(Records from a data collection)
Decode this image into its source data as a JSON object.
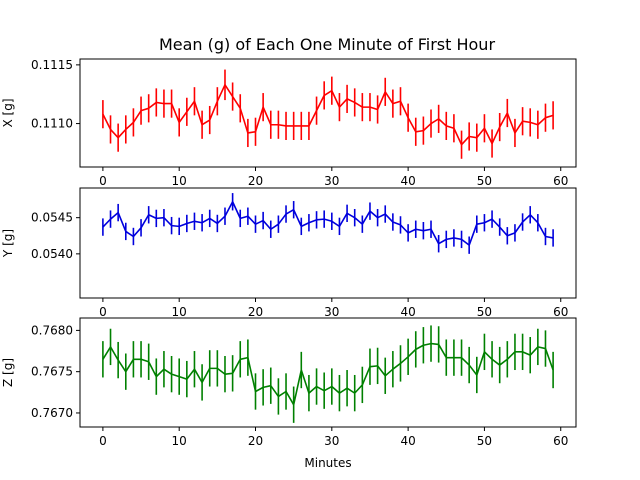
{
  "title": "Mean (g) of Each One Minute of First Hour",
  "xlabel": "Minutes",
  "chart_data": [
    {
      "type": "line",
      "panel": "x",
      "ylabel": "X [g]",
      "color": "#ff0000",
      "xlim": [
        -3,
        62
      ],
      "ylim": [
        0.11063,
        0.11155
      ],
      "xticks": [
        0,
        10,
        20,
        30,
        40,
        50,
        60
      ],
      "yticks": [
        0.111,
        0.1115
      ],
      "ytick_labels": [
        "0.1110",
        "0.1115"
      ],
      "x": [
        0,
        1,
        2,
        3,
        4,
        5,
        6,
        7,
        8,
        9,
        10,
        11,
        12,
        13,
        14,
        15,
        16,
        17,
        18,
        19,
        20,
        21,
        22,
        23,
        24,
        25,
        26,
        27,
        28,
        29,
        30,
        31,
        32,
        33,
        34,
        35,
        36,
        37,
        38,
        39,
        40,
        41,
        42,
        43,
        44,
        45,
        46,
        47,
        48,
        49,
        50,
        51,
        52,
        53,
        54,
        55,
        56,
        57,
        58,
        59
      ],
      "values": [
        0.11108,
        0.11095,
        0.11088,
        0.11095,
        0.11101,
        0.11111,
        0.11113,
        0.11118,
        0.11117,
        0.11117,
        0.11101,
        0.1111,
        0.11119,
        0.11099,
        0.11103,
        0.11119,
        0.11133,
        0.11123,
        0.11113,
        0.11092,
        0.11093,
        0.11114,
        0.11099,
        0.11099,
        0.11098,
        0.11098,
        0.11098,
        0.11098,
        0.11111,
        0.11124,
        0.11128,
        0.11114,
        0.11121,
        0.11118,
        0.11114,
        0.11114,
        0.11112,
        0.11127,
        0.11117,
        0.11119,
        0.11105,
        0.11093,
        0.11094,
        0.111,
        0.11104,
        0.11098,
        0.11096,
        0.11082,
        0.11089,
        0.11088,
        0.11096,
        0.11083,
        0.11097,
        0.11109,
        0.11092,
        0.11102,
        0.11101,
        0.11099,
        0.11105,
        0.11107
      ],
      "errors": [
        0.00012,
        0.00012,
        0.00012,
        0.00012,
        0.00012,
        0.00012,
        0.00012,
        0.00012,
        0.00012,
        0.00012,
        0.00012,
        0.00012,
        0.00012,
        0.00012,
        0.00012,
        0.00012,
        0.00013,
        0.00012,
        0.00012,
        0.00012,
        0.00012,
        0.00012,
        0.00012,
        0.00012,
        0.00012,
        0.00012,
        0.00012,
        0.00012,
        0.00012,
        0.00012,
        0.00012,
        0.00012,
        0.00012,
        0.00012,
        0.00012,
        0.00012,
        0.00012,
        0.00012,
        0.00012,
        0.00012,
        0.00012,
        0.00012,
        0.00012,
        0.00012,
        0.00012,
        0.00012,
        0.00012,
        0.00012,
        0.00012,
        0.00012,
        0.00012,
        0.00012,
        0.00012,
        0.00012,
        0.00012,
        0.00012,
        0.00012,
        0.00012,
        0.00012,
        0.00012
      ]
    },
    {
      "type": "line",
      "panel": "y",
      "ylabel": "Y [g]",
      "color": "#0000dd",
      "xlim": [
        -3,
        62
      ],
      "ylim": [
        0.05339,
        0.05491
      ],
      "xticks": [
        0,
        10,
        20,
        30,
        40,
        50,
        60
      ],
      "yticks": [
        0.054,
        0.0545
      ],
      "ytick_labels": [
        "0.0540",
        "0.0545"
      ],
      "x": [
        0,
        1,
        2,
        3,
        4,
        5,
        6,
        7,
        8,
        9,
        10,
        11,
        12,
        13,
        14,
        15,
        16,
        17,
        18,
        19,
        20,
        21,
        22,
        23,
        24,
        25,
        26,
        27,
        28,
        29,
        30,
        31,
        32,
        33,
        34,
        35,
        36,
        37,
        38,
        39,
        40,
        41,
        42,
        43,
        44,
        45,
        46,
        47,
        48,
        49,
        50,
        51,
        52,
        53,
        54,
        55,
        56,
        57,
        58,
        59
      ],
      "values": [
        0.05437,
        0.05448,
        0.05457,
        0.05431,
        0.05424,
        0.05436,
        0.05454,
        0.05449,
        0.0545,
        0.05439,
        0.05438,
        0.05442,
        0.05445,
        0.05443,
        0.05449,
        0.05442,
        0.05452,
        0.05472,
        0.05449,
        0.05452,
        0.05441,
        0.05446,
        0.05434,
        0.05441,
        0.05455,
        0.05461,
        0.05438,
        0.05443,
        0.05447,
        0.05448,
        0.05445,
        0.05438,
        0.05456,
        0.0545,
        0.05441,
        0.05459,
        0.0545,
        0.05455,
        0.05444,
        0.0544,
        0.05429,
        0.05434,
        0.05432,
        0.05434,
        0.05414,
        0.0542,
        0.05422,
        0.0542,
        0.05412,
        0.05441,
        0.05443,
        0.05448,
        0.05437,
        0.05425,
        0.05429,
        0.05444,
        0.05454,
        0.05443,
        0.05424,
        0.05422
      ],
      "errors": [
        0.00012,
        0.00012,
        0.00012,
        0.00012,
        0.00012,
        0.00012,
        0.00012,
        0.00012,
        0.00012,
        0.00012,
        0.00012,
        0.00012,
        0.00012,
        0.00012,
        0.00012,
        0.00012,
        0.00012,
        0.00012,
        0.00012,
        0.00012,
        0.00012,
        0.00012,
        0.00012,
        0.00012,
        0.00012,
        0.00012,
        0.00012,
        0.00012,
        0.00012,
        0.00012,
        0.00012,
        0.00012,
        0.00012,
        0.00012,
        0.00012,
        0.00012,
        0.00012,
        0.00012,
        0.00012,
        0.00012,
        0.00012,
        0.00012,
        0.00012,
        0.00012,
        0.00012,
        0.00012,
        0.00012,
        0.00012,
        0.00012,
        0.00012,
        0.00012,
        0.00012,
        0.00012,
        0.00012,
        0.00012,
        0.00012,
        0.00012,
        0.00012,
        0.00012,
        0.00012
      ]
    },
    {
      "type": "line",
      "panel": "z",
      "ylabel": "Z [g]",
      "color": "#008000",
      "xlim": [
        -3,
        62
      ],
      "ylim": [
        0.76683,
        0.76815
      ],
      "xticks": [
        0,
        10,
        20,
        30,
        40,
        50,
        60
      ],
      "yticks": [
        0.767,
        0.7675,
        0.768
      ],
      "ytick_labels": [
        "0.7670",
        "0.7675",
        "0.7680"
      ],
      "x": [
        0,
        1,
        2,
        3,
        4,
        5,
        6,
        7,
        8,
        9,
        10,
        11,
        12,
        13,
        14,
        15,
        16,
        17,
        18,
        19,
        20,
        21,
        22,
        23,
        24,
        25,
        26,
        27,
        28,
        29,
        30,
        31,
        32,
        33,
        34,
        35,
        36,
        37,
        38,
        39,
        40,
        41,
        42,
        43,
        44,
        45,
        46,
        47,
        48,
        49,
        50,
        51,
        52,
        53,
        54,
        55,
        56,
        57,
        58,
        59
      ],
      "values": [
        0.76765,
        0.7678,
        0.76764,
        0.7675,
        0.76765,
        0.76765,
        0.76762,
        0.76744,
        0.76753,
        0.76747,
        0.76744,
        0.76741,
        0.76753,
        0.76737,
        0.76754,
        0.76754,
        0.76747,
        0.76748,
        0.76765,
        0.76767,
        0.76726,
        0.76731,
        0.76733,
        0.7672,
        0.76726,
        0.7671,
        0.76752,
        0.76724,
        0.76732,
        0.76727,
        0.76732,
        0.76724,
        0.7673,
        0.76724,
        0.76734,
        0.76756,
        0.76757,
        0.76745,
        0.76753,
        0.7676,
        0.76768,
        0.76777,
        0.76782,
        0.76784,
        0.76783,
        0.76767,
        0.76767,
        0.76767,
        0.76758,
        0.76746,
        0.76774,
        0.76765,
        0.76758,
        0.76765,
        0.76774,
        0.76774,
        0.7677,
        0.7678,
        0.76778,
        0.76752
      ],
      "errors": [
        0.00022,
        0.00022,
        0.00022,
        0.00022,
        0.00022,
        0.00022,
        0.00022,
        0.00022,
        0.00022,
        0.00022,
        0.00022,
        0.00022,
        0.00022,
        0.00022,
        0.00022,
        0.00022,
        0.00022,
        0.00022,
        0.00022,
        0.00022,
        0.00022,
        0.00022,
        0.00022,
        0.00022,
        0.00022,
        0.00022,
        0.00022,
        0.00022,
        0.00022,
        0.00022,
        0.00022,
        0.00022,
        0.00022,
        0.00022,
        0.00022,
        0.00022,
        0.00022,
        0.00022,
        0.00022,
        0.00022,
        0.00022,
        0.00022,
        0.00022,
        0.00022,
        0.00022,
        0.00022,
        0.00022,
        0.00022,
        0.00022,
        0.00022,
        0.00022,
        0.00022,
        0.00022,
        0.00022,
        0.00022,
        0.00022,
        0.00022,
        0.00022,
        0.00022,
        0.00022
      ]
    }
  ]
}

*THE PROBLEM:*
Search the records for the word "color" and copy every line where it occurs.

*TASK SOLUTION:*
      "color": "#ff0000",
      "color": "#0000dd",
      "color": "#008000",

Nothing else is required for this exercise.